▶ Work instructions
Write every entry out again exactly, please, and skip the pictures.

▶ Input rows
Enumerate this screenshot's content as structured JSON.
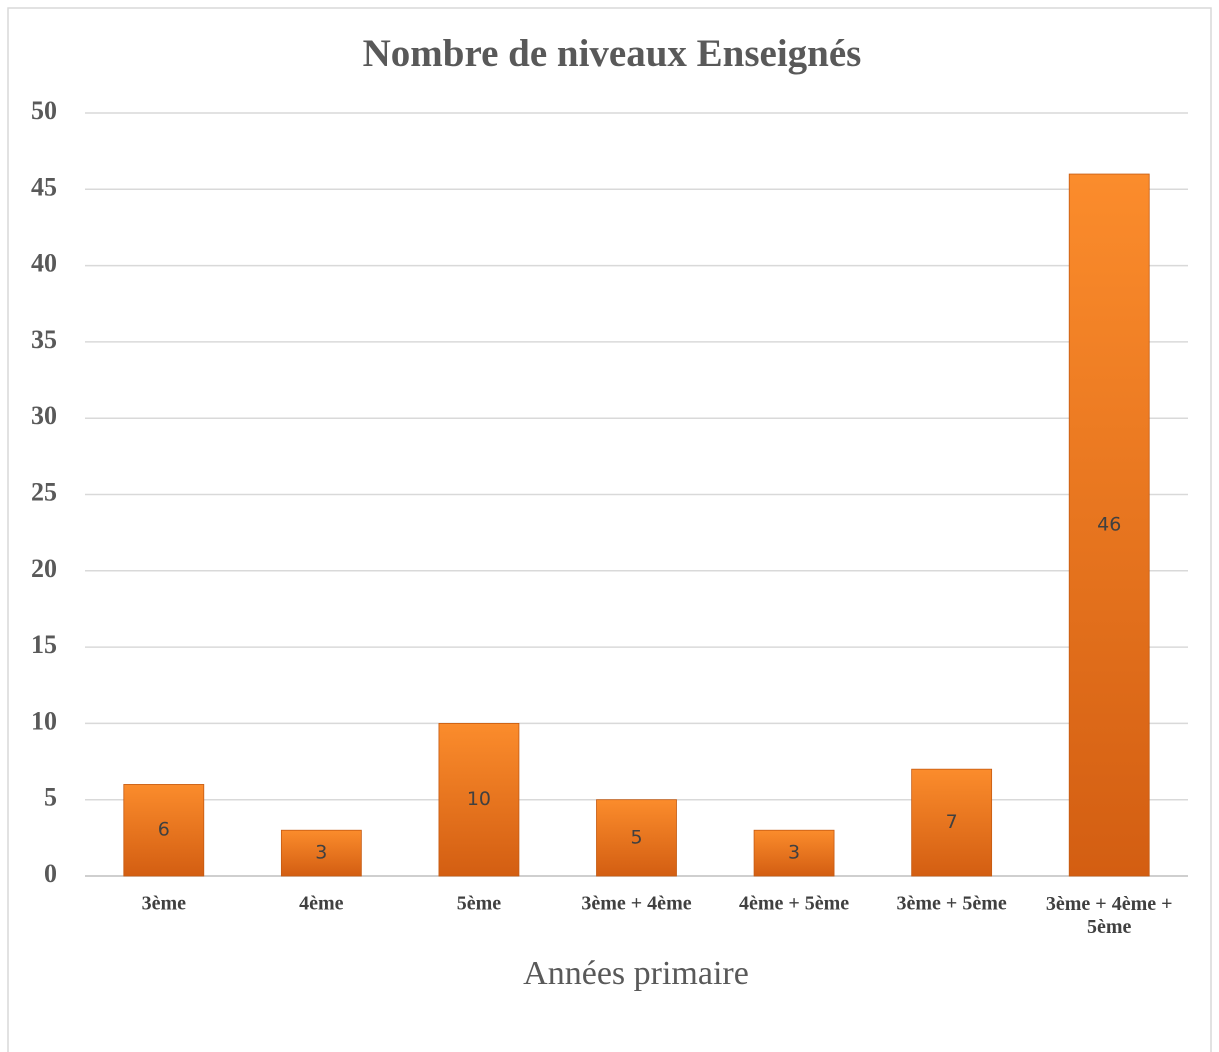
{
  "chart_data": {
    "type": "bar",
    "title": "Nombre de niveaux Enseignés",
    "x_label": "Années primaire",
    "categories": [
      "3ème",
      "4ème",
      "5ème",
      "3ème + 4ème",
      "4ème + 5ème",
      "3ème + 5ème",
      "3ème + 4ème + 5ème"
    ],
    "values": [
      6,
      3,
      10,
      5,
      3,
      7,
      46
    ],
    "color": "#ed7d31",
    "ylim": [
      0,
      50
    ],
    "yticks": [
      0,
      5,
      10,
      15,
      20,
      25,
      30,
      35,
      40,
      45,
      50
    ],
    "grid": true
  }
}
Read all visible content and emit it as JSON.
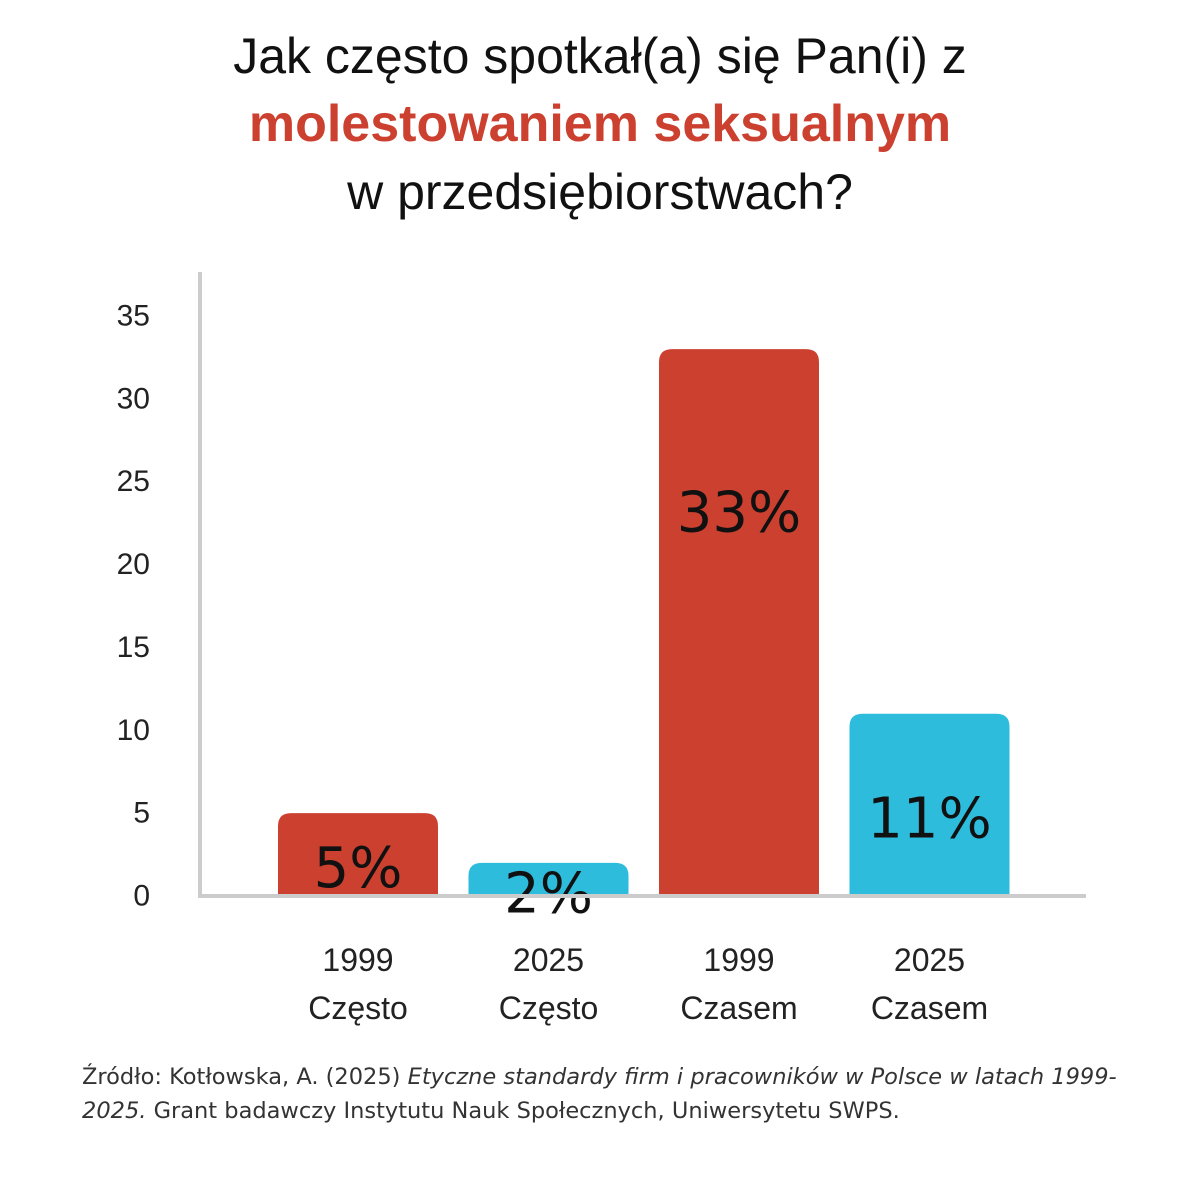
{
  "title": {
    "line1": "Jak często spotkał(a) się Pan(i) z",
    "highlight": "molestowaniem seksualnym",
    "line3": "w przedsiębiorstwach?"
  },
  "colors": {
    "accent": "#cc4030",
    "year_1999": "#cc4030",
    "year_2025": "#2ebcdc",
    "axis": "#cccccc"
  },
  "chart_data": {
    "type": "bar",
    "title": "Jak często spotkał(a) się Pan(i) z molestowaniem seksualnym w przedsiębiorstwach?",
    "xlabel": "",
    "ylabel": "",
    "ylim": [
      0,
      35
    ],
    "yticks": [
      0,
      5,
      10,
      15,
      20,
      25,
      30,
      35
    ],
    "grid": false,
    "categories": [
      {
        "year": "1999",
        "label": "Często"
      },
      {
        "year": "2025",
        "label": "Często"
      },
      {
        "year": "1999",
        "label": "Czasem"
      },
      {
        "year": "2025",
        "label": "Czasem"
      }
    ],
    "values": [
      5,
      2,
      33,
      11
    ],
    "value_labels": [
      "5%",
      "2%",
      "33%",
      "11%"
    ],
    "bar_colors": [
      "#cc4030",
      "#2ebcdc",
      "#cc4030",
      "#2ebcdc"
    ]
  },
  "source": {
    "prefix": "Źródło: Kotłowska, A. (2025) ",
    "title_italic": "Etyczne standardy firm i pracowników w Polsce w latach 1999-2025.",
    "suffix": " Grant badawczy Instytutu Nauk Społecznych, Uniwersytetu SWPS."
  }
}
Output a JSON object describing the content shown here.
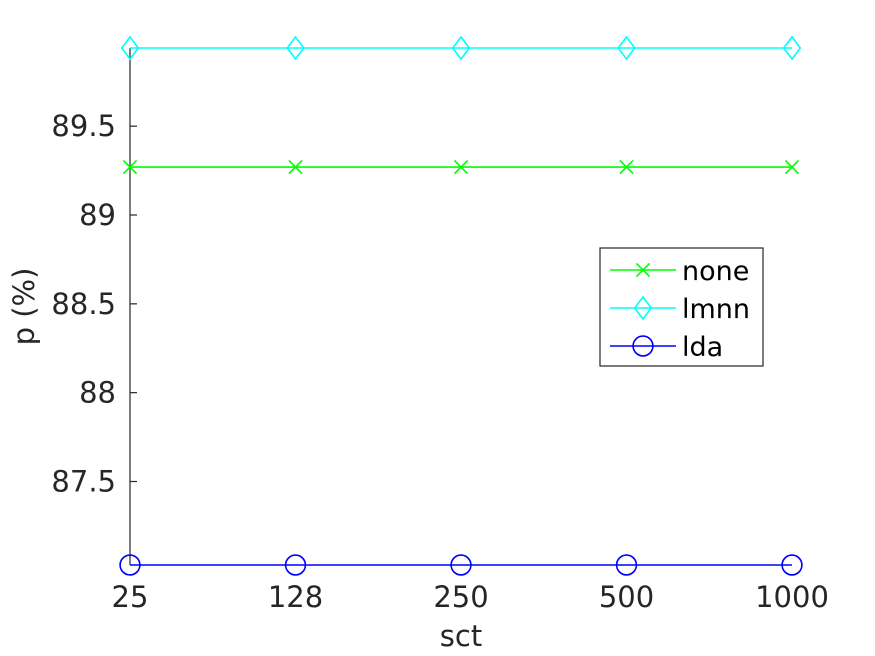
{
  "chart_data": {
    "type": "line",
    "title": "",
    "xlabel": "sct",
    "ylabel": "p (%)",
    "categories": [
      "25",
      "128",
      "250",
      "500",
      "1000"
    ],
    "ylim": [
      87.03,
      89.94
    ],
    "yticks": [
      87.5,
      88,
      88.5,
      89,
      89.5
    ],
    "ytick_labels": [
      "87.5",
      "88",
      "88.5",
      "89",
      "89.5"
    ],
    "grid": false,
    "legend_position": "right",
    "series": [
      {
        "name": "none",
        "values": [
          89.27,
          89.27,
          89.27,
          89.27,
          89.27
        ],
        "color": "#00ff00",
        "marker": "x"
      },
      {
        "name": "lmnn",
        "values": [
          89.94,
          89.94,
          89.94,
          89.94,
          89.94
        ],
        "color": "#00ffff",
        "marker": "diamond"
      },
      {
        "name": "lda",
        "values": [
          87.03,
          87.03,
          87.03,
          87.03,
          87.03
        ],
        "color": "#0000ff",
        "marker": "circle"
      }
    ]
  }
}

▶ Output below
Enumerate this screenshot's content as structured JSON.
{
  "chart_data": {
    "type": "bar",
    "title": "Nombre de niveaux Enseignés",
    "x_label": "Années primaire",
    "categories": [
      "3ème",
      "4ème",
      "5ème",
      "3ème + 4ème",
      "4ème + 5ème",
      "3ème + 5ème",
      "3ème + 4ème + 5ème"
    ],
    "values": [
      6,
      3,
      10,
      5,
      3,
      7,
      46
    ],
    "color": "#ed7d31",
    "ylim": [
      0,
      50
    ],
    "yticks": [
      0,
      5,
      10,
      15,
      20,
      25,
      30,
      35,
      40,
      45,
      50
    ],
    "grid": true
  }
}
Read all visible content and emit it as JSON.
{
  "title": {
    "line1": "Jak często spotkał(a) się Pan(i) z",
    "highlight": "molestowaniem seksualnym",
    "line3": "w przedsiębiorstwach?"
  },
  "colors": {
    "accent": "#cc4030",
    "year_1999": "#cc4030",
    "year_2025": "#2ebcdc",
    "axis": "#cccccc"
  },
  "chart_data": {
    "type": "bar",
    "title": "Jak często spotkał(a) się Pan(i) z molestowaniem seksualnym w przedsiębiorstwach?",
    "xlabel": "",
    "ylabel": "",
    "ylim": [
      0,
      35
    ],
    "yticks": [
      0,
      5,
      10,
      15,
      20,
      25,
      30,
      35
    ],
    "grid": false,
    "categories": [
      {
        "year": "1999",
        "label": "Często"
      },
      {
        "year": "2025",
        "label": "Często"
      },
      {
        "year": "1999",
        "label": "Czasem"
      },
      {
        "year": "2025",
        "label": "Czasem"
      }
    ],
    "values": [
      5,
      2,
      33,
      11
    ],
    "value_labels": [
      "5%",
      "2%",
      "33%",
      "11%"
    ],
    "bar_colors": [
      "#cc4030",
      "#2ebcdc",
      "#cc4030",
      "#2ebcdc"
    ]
  },
  "source": {
    "prefix": "Źródło: Kotłowska, A. (2025) ",
    "title_italic": "Etyczne standardy firm i pracowników w Polsce w latach 1999-2025.",
    "suffix": " Grant badawczy Instytutu Nauk Społecznych, Uniwersytetu SWPS."
  }
}
Output a JSON object describing the content shown here.
{
  "chart_data": {
    "type": "line",
    "title": "",
    "xlabel": "sct",
    "ylabel": "p (%)",
    "categories": [
      "25",
      "128",
      "250",
      "500",
      "1000"
    ],
    "ylim": [
      87.03,
      89.94
    ],
    "yticks": [
      87.5,
      88,
      88.5,
      89,
      89.5
    ],
    "ytick_labels": [
      "87.5",
      "88",
      "88.5",
      "89",
      "89.5"
    ],
    "grid": false,
    "legend_position": "right",
    "series": [
      {
        "name": "none",
        "values": [
          89.27,
          89.27,
          89.27,
          89.27,
          89.27
        ],
        "color": "#00ff00",
        "marker": "x"
      },
      {
        "name": "lmnn",
        "values": [
          89.94,
          89.94,
          89.94,
          89.94,
          89.94
        ],
        "color": "#00ffff",
        "marker": "diamond"
      },
      {
        "name": "lda",
        "values": [
          87.03,
          87.03,
          87.03,
          87.03,
          87.03
        ],
        "color": "#0000ff",
        "marker": "circle"
      }
    ]
  }
}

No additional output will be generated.